_What to produce_: The records should be written out in full, with nothing altered.

Start of Supplied data

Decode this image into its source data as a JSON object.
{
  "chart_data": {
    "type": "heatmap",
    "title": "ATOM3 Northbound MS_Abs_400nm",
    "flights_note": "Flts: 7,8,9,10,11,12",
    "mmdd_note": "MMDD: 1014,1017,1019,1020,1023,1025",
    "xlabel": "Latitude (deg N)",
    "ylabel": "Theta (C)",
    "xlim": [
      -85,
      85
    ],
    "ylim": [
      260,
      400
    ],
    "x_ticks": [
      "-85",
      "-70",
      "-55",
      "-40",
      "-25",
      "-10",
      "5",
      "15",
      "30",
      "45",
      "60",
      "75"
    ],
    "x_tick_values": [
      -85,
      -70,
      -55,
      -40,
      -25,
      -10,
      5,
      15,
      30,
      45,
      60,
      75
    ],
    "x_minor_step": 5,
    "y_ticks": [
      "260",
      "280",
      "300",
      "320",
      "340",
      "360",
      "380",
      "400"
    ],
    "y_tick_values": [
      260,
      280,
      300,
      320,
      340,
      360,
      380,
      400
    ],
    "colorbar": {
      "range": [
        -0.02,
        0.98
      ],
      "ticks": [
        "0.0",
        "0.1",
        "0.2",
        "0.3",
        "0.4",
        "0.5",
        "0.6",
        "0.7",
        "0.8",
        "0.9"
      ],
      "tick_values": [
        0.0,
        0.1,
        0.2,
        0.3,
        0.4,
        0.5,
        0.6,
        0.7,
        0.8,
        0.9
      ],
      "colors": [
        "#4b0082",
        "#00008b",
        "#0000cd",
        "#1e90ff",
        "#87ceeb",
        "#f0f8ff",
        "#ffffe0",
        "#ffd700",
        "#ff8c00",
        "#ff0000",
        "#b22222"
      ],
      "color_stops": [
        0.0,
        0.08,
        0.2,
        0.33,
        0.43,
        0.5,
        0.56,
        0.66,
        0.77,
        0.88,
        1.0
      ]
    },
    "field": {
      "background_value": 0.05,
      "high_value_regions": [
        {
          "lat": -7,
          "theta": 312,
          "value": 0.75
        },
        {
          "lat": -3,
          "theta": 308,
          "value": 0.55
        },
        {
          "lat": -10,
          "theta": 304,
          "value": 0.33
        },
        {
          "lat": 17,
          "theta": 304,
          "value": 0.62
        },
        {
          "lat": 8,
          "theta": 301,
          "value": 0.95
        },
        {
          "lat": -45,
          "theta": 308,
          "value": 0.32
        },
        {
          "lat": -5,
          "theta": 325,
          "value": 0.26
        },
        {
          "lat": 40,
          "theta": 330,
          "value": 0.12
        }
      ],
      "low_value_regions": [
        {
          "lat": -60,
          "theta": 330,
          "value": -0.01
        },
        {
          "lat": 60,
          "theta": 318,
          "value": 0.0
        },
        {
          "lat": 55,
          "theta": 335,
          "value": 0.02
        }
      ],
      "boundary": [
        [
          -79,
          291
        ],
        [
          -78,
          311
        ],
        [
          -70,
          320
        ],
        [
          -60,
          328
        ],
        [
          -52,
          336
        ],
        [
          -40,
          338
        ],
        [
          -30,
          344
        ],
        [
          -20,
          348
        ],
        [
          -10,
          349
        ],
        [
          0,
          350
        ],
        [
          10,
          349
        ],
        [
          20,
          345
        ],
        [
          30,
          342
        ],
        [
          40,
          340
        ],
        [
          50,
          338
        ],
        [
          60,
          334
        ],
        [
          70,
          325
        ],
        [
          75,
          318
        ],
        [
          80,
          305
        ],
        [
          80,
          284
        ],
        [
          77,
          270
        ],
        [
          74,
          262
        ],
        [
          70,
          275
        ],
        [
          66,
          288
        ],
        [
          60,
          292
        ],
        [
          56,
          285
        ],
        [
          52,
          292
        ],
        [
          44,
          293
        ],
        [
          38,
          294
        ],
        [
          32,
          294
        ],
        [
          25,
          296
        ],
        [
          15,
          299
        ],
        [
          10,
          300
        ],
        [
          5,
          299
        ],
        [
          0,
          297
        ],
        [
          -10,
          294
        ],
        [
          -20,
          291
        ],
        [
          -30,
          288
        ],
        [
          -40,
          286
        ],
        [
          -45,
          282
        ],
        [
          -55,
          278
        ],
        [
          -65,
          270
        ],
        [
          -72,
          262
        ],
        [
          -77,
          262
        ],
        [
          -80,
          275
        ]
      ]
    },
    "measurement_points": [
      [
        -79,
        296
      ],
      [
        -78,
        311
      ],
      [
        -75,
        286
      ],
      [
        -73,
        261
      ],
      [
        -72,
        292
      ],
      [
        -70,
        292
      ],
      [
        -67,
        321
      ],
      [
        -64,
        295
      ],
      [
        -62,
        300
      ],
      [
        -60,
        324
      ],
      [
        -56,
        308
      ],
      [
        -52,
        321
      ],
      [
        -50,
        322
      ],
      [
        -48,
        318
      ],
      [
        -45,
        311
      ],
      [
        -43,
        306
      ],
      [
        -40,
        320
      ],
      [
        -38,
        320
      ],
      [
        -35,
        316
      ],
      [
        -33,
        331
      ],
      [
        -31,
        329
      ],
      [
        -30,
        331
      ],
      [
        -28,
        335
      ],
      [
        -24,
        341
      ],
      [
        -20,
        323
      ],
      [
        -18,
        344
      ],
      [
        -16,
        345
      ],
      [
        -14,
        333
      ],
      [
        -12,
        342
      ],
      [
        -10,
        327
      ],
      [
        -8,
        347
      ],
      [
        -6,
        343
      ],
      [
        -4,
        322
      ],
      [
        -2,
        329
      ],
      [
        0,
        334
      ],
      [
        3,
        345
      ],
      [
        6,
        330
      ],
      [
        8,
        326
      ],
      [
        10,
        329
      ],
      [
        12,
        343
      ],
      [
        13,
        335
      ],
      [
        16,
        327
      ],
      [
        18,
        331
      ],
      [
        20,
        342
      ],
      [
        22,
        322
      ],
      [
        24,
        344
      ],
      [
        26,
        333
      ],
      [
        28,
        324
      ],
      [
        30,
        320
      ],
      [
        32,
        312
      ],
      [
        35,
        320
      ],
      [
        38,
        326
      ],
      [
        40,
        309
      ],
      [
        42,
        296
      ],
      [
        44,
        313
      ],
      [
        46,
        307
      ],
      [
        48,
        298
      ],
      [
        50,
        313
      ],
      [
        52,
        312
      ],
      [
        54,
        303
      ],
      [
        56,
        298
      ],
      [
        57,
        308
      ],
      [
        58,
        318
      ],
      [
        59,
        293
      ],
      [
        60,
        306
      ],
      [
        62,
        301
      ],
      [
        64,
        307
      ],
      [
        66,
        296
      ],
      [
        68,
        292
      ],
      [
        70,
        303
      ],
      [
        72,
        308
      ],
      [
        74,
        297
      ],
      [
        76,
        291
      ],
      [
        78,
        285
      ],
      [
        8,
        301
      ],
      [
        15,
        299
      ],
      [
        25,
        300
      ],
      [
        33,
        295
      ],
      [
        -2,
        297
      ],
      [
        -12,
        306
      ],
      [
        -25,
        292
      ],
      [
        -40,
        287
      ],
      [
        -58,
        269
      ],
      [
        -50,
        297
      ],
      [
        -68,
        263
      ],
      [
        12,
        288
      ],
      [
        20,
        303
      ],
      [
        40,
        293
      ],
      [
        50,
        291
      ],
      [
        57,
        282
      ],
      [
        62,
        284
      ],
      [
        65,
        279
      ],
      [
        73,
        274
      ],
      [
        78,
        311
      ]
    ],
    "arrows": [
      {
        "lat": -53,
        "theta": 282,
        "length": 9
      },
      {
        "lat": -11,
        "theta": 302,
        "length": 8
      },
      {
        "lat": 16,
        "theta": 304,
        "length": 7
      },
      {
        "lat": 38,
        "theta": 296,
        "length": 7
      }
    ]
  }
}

End of Supplied data

_Output of the exercise_:
Decode this image into its source data as a JSON object.
{
  "chart_data": {
    "type": "heatmap",
    "title": "ATOM3 Northbound MS_Abs_400nm",
    "flights_note": "Flts: 7,8,9,10,11,12",
    "mmdd_note": "MMDD: 1014,1017,1019,1020,1023,1025",
    "xlabel": "Latitude (deg N)",
    "ylabel": "Theta (C)",
    "xlim": [
      -85,
      85
    ],
    "ylim": [
      260,
      400
    ],
    "x_ticks": [
      "-85",
      "-70",
      "-55",
      "-40",
      "-25",
      "-10",
      "5",
      "15",
      "30",
      "45",
      "60",
      "75"
    ],
    "x_tick_values": [
      -85,
      -70,
      -55,
      -40,
      -25,
      -10,
      5,
      15,
      30,
      45,
      60,
      75
    ],
    "x_minor_step": 5,
    "y_ticks": [
      "260",
      "280",
      "300",
      "320",
      "340",
      "360",
      "380",
      "400"
    ],
    "y_tick_values": [
      260,
      280,
      300,
      320,
      340,
      360,
      380,
      400
    ],
    "colorbar": {
      "range": [
        -0.02,
        0.98
      ],
      "ticks": [
        "0.0",
        "0.1",
        "0.2",
        "0.3",
        "0.4",
        "0.5",
        "0.6",
        "0.7",
        "0.8",
        "0.9"
      ],
      "tick_values": [
        0.0,
        0.1,
        0.2,
        0.3,
        0.4,
        0.5,
        0.6,
        0.7,
        0.8,
        0.9
      ],
      "colors": [
        "#4b0082",
        "#00008b",
        "#0000cd",
        "#1e90ff",
        "#87ceeb",
        "#f0f8ff",
        "#ffffe0",
        "#ffd700",
        "#ff8c00",
        "#ff0000",
        "#b22222"
      ],
      "color_stops": [
        0.0,
        0.08,
        0.2,
        0.33,
        0.43,
        0.5,
        0.56,
        0.66,
        0.77,
        0.88,
        1.0
      ]
    },
    "field": {
      "background_value": 0.05,
      "high_value_regions": [
        {
          "lat": -7,
          "theta": 312,
          "value": 0.75
        },
        {
          "lat": -3,
          "theta": 308,
          "value": 0.55
        },
        {
          "lat": -10,
          "theta": 304,
          "value": 0.33
        },
        {
          "lat": 17,
          "theta": 304,
          "value": 0.62
        },
        {
          "lat": 8,
          "theta": 301,
          "value": 0.95
        },
        {
          "lat": -45,
          "theta": 308,
          "value": 0.32
        },
        {
          "lat": -5,
          "theta": 325,
          "value": 0.26
        },
        {
          "lat": 40,
          "theta": 330,
          "value": 0.12
        }
      ],
      "low_value_regions": [
        {
          "lat": -60,
          "theta": 330,
          "value": -0.01
        },
        {
          "lat": 60,
          "theta": 318,
          "value": 0.0
        },
        {
          "lat": 55,
          "theta": 335,
          "value": 0.02
        }
      ],
      "boundary": [
        [
          -79,
          291
        ],
        [
          -78,
          311
        ],
        [
          -70,
          320
        ],
        [
          -60,
          328
        ],
        [
          -52,
          336
        ],
        [
          -40,
          338
        ],
        [
          -30,
          344
        ],
        [
          -20,
          348
        ],
        [
          -10,
          349
        ],
        [
          0,
          350
        ],
        [
          10,
          349
        ],
        [
          20,
          345
        ],
        [
          30,
          342
        ],
        [
          40,
          340
        ],
        [
          50,
          338
        ],
        [
          60,
          334
        ],
        [
          70,
          325
        ],
        [
          75,
          318
        ],
        [
          80,
          305
        ],
        [
          80,
          284
        ],
        [
          77,
          270
        ],
        [
          74,
          262
        ],
        [
          70,
          275
        ],
        [
          66,
          288
        ],
        [
          60,
          292
        ],
        [
          56,
          285
        ],
        [
          52,
          292
        ],
        [
          44,
          293
        ],
        [
          38,
          294
        ],
        [
          32,
          294
        ],
        [
          25,
          296
        ],
        [
          15,
          299
        ],
        [
          10,
          300
        ],
        [
          5,
          299
        ],
        [
          0,
          297
        ],
        [
          -10,
          294
        ],
        [
          -20,
          291
        ],
        [
          -30,
          288
        ],
        [
          -40,
          286
        ],
        [
          -45,
          282
        ],
        [
          -55,
          278
        ],
        [
          -65,
          270
        ],
        [
          -72,
          262
        ],
        [
          -77,
          262
        ],
        [
          -80,
          275
        ]
      ]
    },
    "measurement_points": [
      [
        -79,
        296
      ],
      [
        -78,
        311
      ],
      [
        -75,
        286
      ],
      [
        -73,
        261
      ],
      [
        -72,
        292
      ],
      [
        -70,
        292
      ],
      [
        -67,
        321
      ],
      [
        -64,
        295
      ],
      [
        -62,
        300
      ],
      [
        -60,
        324
      ],
      [
        -56,
        308
      ],
      [
        -52,
        321
      ],
      [
        -50,
        322
      ],
      [
        -48,
        318
      ],
      [
        -45,
        311
      ],
      [
        -43,
        306
      ],
      [
        -40,
        320
      ],
      [
        -38,
        320
      ],
      [
        -35,
        316
      ],
      [
        -33,
        331
      ],
      [
        -31,
        329
      ],
      [
        -30,
        331
      ],
      [
        -28,
        335
      ],
      [
        -24,
        341
      ],
      [
        -20,
        323
      ],
      [
        -18,
        344
      ],
      [
        -16,
        345
      ],
      [
        -14,
        333
      ],
      [
        -12,
        342
      ],
      [
        -10,
        327
      ],
      [
        -8,
        347
      ],
      [
        -6,
        343
      ],
      [
        -4,
        322
      ],
      [
        -2,
        329
      ],
      [
        0,
        334
      ],
      [
        3,
        345
      ],
      [
        6,
        330
      ],
      [
        8,
        326
      ],
      [
        10,
        329
      ],
      [
        12,
        343
      ],
      [
        13,
        335
      ],
      [
        16,
        327
      ],
      [
        18,
        331
      ],
      [
        20,
        342
      ],
      [
        22,
        322
      ],
      [
        24,
        344
      ],
      [
        26,
        333
      ],
      [
        28,
        324
      ],
      [
        30,
        320
      ],
      [
        32,
        312
      ],
      [
        35,
        320
      ],
      [
        38,
        326
      ],
      [
        40,
        309
      ],
      [
        42,
        296
      ],
      [
        44,
        313
      ],
      [
        46,
        307
      ],
      [
        48,
        298
      ],
      [
        50,
        313
      ],
      [
        52,
        312
      ],
      [
        54,
        303
      ],
      [
        56,
        298
      ],
      [
        57,
        308
      ],
      [
        58,
        318
      ],
      [
        59,
        293
      ],
      [
        60,
        306
      ],
      [
        62,
        301
      ],
      [
        64,
        307
      ],
      [
        66,
        296
      ],
      [
        68,
        292
      ],
      [
        70,
        303
      ],
      [
        72,
        308
      ],
      [
        74,
        297
      ],
      [
        76,
        291
      ],
      [
        78,
        285
      ],
      [
        8,
        301
      ],
      [
        15,
        299
      ],
      [
        25,
        300
      ],
      [
        33,
        295
      ],
      [
        -2,
        297
      ],
      [
        -12,
        306
      ],
      [
        -25,
        292
      ],
      [
        -40,
        287
      ],
      [
        -58,
        269
      ],
      [
        -50,
        297
      ],
      [
        -68,
        263
      ],
      [
        12,
        288
      ],
      [
        20,
        303
      ],
      [
        40,
        293
      ],
      [
        50,
        291
      ],
      [
        57,
        282
      ],
      [
        62,
        284
      ],
      [
        65,
        279
      ],
      [
        73,
        274
      ],
      [
        78,
        311
      ]
    ],
    "arrows": [
      {
        "lat": -53,
        "theta": 282,
        "length": 9
      },
      {
        "lat": -11,
        "theta": 302,
        "length": 8
      },
      {
        "lat": 16,
        "theta": 304,
        "length": 7
      },
      {
        "lat": 38,
        "theta": 296,
        "length": 7
      }
    ]
  }
}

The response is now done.